Task statement: Gather up every line that includes the string "本大题共".

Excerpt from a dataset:
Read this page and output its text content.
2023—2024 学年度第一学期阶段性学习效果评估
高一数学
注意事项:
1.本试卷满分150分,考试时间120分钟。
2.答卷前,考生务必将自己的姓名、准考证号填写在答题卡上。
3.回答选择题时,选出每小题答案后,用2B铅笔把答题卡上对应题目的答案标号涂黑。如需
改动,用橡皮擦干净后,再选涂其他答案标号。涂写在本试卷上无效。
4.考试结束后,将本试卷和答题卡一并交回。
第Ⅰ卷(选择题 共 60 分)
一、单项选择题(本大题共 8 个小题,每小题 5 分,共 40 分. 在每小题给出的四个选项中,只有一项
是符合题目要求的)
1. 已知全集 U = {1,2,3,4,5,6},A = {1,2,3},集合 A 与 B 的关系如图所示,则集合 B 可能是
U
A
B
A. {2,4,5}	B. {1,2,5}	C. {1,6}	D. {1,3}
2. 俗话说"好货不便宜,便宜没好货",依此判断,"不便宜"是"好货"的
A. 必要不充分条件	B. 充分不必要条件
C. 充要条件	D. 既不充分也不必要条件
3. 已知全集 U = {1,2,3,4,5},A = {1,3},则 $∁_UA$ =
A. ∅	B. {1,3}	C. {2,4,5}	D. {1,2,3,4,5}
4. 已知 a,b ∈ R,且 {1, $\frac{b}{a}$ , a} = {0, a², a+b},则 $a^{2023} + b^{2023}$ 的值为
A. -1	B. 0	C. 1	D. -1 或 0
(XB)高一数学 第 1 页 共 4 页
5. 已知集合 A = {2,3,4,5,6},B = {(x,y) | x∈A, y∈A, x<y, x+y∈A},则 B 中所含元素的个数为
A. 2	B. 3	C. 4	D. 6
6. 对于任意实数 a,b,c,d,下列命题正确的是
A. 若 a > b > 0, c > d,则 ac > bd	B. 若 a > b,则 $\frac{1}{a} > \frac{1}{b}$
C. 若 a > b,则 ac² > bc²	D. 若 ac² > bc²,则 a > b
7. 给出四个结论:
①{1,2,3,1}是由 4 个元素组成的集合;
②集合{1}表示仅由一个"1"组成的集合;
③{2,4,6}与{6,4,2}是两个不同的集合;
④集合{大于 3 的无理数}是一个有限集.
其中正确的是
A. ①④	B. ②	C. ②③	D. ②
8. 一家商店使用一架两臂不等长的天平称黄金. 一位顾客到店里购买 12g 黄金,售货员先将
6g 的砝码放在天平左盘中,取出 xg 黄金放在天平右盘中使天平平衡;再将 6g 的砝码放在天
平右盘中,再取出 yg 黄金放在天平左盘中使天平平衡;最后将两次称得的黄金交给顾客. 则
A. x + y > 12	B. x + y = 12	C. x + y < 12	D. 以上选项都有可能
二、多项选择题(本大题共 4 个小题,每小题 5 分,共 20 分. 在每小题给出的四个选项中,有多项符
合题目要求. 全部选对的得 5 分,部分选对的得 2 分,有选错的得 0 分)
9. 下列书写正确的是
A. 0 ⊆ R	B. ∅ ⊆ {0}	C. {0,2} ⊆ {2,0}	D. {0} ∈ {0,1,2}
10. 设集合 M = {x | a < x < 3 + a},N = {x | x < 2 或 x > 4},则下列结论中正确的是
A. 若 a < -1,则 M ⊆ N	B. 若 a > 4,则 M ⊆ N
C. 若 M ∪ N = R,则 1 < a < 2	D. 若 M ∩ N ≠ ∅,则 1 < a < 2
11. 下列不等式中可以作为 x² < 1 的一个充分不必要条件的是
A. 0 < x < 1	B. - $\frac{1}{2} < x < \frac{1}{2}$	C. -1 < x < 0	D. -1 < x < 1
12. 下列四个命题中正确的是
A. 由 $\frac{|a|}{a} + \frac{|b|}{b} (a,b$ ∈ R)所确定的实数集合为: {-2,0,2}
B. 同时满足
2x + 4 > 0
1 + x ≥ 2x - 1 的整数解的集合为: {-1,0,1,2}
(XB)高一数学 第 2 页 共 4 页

Result of the task:
一、单项选择题(本大题共 8 个小题,每小题 5 分,共 40 分. 在每小题给出的四个选项中,只有一项
二、多项选择题(本大题共 4 个小题,每小题 5 分,共 20 分. 在每小题给出的四个选项中,有多项符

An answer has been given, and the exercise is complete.